• **What is being asked**:
Every entry here needs to be repeated exactly.

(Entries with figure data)
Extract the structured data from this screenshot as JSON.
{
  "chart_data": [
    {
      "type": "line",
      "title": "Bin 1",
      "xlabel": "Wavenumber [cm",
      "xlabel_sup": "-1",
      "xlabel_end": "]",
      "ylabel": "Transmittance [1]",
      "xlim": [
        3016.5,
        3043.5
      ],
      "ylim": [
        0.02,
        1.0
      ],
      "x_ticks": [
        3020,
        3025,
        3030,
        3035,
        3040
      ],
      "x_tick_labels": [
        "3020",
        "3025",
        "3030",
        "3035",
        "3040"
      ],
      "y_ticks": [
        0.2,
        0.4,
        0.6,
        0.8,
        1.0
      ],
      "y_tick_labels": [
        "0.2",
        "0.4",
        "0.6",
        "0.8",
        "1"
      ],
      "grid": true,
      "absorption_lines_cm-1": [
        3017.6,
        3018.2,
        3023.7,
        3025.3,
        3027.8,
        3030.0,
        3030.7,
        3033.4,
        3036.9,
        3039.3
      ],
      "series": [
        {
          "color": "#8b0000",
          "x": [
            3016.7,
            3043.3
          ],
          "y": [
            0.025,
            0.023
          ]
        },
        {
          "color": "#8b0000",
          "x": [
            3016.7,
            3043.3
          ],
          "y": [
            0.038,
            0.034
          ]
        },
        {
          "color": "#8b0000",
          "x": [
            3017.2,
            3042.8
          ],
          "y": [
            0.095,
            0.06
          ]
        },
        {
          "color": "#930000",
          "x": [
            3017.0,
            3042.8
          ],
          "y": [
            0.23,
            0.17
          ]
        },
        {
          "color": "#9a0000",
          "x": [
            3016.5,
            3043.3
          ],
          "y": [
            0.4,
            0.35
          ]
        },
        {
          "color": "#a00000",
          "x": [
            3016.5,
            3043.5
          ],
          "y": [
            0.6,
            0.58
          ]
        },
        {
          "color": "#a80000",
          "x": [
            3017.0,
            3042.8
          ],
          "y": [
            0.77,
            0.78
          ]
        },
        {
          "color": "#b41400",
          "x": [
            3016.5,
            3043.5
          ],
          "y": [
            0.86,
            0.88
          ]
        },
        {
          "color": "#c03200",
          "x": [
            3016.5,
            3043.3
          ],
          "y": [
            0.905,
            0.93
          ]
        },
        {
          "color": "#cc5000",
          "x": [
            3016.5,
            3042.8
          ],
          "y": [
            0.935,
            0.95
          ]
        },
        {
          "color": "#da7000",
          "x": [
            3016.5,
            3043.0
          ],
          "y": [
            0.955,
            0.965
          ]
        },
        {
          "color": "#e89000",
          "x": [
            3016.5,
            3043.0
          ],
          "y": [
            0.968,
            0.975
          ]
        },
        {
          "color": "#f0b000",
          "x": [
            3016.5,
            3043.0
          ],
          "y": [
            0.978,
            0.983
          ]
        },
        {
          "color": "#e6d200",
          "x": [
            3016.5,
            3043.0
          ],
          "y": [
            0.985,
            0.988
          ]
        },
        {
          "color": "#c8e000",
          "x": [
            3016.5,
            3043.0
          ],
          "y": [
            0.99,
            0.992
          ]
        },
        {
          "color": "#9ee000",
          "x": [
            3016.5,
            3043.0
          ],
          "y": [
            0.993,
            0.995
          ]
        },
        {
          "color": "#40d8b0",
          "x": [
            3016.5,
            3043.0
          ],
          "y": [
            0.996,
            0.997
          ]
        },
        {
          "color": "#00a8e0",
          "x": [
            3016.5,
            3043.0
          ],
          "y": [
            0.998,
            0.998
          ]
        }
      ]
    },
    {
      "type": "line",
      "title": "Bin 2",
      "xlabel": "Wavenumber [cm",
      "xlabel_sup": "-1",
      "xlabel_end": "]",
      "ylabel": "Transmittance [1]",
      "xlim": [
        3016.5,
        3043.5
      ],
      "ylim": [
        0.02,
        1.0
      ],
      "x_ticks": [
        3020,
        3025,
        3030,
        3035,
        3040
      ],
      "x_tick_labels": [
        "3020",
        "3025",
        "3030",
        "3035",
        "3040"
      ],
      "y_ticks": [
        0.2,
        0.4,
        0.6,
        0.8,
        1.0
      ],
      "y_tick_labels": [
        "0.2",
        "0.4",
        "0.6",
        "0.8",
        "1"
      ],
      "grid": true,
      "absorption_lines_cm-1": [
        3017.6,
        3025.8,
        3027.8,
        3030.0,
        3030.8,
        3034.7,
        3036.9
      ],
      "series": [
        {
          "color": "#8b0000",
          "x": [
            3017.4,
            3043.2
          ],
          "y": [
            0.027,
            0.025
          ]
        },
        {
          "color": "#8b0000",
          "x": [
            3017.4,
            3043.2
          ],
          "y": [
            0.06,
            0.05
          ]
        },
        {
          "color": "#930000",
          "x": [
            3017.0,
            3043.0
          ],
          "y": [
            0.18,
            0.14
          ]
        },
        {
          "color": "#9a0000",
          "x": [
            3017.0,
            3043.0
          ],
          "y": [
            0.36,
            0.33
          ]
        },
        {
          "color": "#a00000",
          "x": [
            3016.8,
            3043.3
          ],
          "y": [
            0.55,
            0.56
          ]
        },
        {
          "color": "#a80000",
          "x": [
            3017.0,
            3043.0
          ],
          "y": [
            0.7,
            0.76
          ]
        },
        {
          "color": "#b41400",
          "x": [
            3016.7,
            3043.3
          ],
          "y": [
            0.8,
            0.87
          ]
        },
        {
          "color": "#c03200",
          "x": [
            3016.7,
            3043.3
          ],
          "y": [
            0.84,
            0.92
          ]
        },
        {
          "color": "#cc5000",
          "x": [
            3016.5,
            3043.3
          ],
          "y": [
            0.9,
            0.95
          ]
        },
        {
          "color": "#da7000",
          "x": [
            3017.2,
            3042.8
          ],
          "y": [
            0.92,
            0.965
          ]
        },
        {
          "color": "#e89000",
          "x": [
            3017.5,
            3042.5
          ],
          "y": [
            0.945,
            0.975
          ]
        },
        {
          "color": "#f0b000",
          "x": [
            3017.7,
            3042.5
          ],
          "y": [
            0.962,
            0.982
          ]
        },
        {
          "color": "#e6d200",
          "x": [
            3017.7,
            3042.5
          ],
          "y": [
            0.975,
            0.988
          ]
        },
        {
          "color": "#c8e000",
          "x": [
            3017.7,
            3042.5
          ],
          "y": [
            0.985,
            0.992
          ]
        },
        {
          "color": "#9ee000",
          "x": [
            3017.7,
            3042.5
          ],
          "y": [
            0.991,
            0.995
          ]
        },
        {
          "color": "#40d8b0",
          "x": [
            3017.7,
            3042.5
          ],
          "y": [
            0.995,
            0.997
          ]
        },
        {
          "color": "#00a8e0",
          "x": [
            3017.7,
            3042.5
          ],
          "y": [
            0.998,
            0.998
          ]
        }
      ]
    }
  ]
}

• **Correct response**:
Extract the structured data from this screenshot as JSON.
{
  "chart_data": [
    {
      "type": "line",
      "title": "Bin 1",
      "xlabel": "Wavenumber [cm",
      "xlabel_sup": "-1",
      "xlabel_end": "]",
      "ylabel": "Transmittance [1]",
      "xlim": [
        3016.5,
        3043.5
      ],
      "ylim": [
        0.02,
        1.0
      ],
      "x_ticks": [
        3020,
        3025,
        3030,
        3035,
        3040
      ],
      "x_tick_labels": [
        "3020",
        "3025",
        "3030",
        "3035",
        "3040"
      ],
      "y_ticks": [
        0.2,
        0.4,
        0.6,
        0.8,
        1.0
      ],
      "y_tick_labels": [
        "0.2",
        "0.4",
        "0.6",
        "0.8",
        "1"
      ],
      "grid": true,
      "absorption_lines_cm-1": [
        3017.6,
        3018.2,
        3023.7,
        3025.3,
        3027.8,
        3030.0,
        3030.7,
        3033.4,
        3036.9,
        3039.3
      ],
      "series": [
        {
          "color": "#8b0000",
          "x": [
            3016.7,
            3043.3
          ],
          "y": [
            0.025,
            0.023
          ]
        },
        {
          "color": "#8b0000",
          "x": [
            3016.7,
            3043.3
          ],
          "y": [
            0.038,
            0.034
          ]
        },
        {
          "color": "#8b0000",
          "x": [
            3017.2,
            3042.8
          ],
          "y": [
            0.095,
            0.06
          ]
        },
        {
          "color": "#930000",
          "x": [
            3017.0,
            3042.8
          ],
          "y": [
            0.23,
            0.17
          ]
        },
        {
          "color": "#9a0000",
          "x": [
            3016.5,
            3043.3
          ],
          "y": [
            0.4,
            0.35
          ]
        },
        {
          "color": "#a00000",
          "x": [
            3016.5,
            3043.5
          ],
          "y": [
            0.6,
            0.58
          ]
        },
        {
          "color": "#a80000",
          "x": [
            3017.0,
            3042.8
          ],
          "y": [
            0.77,
            0.78
          ]
        },
        {
          "color": "#b41400",
          "x": [
            3016.5,
            3043.5
          ],
          "y": [
            0.86,
            0.88
          ]
        },
        {
          "color": "#c03200",
          "x": [
            3016.5,
            3043.3
          ],
          "y": [
            0.905,
            0.93
          ]
        },
        {
          "color": "#cc5000",
          "x": [
            3016.5,
            3042.8
          ],
          "y": [
            0.935,
            0.95
          ]
        },
        {
          "color": "#da7000",
          "x": [
            3016.5,
            3043.0
          ],
          "y": [
            0.955,
            0.965
          ]
        },
        {
          "color": "#e89000",
          "x": [
            3016.5,
            3043.0
          ],
          "y": [
            0.968,
            0.975
          ]
        },
        {
          "color": "#f0b000",
          "x": [
            3016.5,
            3043.0
          ],
          "y": [
            0.978,
            0.983
          ]
        },
        {
          "color": "#e6d200",
          "x": [
            3016.5,
            3043.0
          ],
          "y": [
            0.985,
            0.988
          ]
        },
        {
          "color": "#c8e000",
          "x": [
            3016.5,
            3043.0
          ],
          "y": [
            0.99,
            0.992
          ]
        },
        {
          "color": "#9ee000",
          "x": [
            3016.5,
            3043.0
          ],
          "y": [
            0.993,
            0.995
          ]
        },
        {
          "color": "#40d8b0",
          "x": [
            3016.5,
            3043.0
          ],
          "y": [
            0.996,
            0.997
          ]
        },
        {
          "color": "#00a8e0",
          "x": [
            3016.5,
            3043.0
          ],
          "y": [
            0.998,
            0.998
          ]
        }
      ]
    },
    {
      "type": "line",
      "title": "Bin 2",
      "xlabel": "Wavenumber [cm",
      "xlabel_sup": "-1",
      "xlabel_end": "]",
      "ylabel": "Transmittance [1]",
      "xlim": [
        3016.5,
        3043.5
      ],
      "ylim": [
        0.02,
        1.0
      ],
      "x_ticks": [
        3020,
        3025,
        3030,
        3035,
        3040
      ],
      "x_tick_labels": [
        "3020",
        "3025",
        "3030",
        "3035",
        "3040"
      ],
      "y_ticks": [
        0.2,
        0.4,
        0.6,
        0.8,
        1.0
      ],
      "y_tick_labels": [
        "0.2",
        "0.4",
        "0.6",
        "0.8",
        "1"
      ],
      "grid": true,
      "absorption_lines_cm-1": [
        3017.6,
        3025.8,
        3027.8,
        3030.0,
        3030.8,
        3034.7,
        3036.9
      ],
      "series": [
        {
          "color": "#8b0000",
          "x": [
            3017.4,
            3043.2
          ],
          "y": [
            0.027,
            0.025
          ]
        },
        {
          "color": "#8b0000",
          "x": [
            3017.4,
            3043.2
          ],
          "y": [
            0.06,
            0.05
          ]
        },
        {
          "color": "#930000",
          "x": [
            3017.0,
            3043.0
          ],
          "y": [
            0.18,
            0.14
          ]
        },
        {
          "color": "#9a0000",
          "x": [
            3017.0,
            3043.0
          ],
          "y": [
            0.36,
            0.33
          ]
        },
        {
          "color": "#a00000",
          "x": [
            3016.8,
            3043.3
          ],
          "y": [
            0.55,
            0.56
          ]
        },
        {
          "color": "#a80000",
          "x": [
            3017.0,
            3043.0
          ],
          "y": [
            0.7,
            0.76
          ]
        },
        {
          "color": "#b41400",
          "x": [
            3016.7,
            3043.3
          ],
          "y": [
            0.8,
            0.87
          ]
        },
        {
          "color": "#c03200",
          "x": [
            3016.7,
            3043.3
          ],
          "y": [
            0.84,
            0.92
          ]
        },
        {
          "color": "#cc5000",
          "x": [
            3016.5,
            3043.3
          ],
          "y": [
            0.9,
            0.95
          ]
        },
        {
          "color": "#da7000",
          "x": [
            3017.2,
            3042.8
          ],
          "y": [
            0.92,
            0.965
          ]
        },
        {
          "color": "#e89000",
          "x": [
            3017.5,
            3042.5
          ],
          "y": [
            0.945,
            0.975
          ]
        },
        {
          "color": "#f0b000",
          "x": [
            3017.7,
            3042.5
          ],
          "y": [
            0.962,
            0.982
          ]
        },
        {
          "color": "#e6d200",
          "x": [
            3017.7,
            3042.5
          ],
          "y": [
            0.975,
            0.988
          ]
        },
        {
          "color": "#c8e000",
          "x": [
            3017.7,
            3042.5
          ],
          "y": [
            0.985,
            0.992
          ]
        },
        {
          "color": "#9ee000",
          "x": [
            3017.7,
            3042.5
          ],
          "y": [
            0.991,
            0.995
          ]
        },
        {
          "color": "#40d8b0",
          "x": [
            3017.7,
            3042.5
          ],
          "y": [
            0.995,
            0.997
          ]
        },
        {
          "color": "#00a8e0",
          "x": [
            3017.7,
            3042.5
          ],
          "y": [
            0.998,
            0.998
          ]
        }
      ]
    }
  ]
}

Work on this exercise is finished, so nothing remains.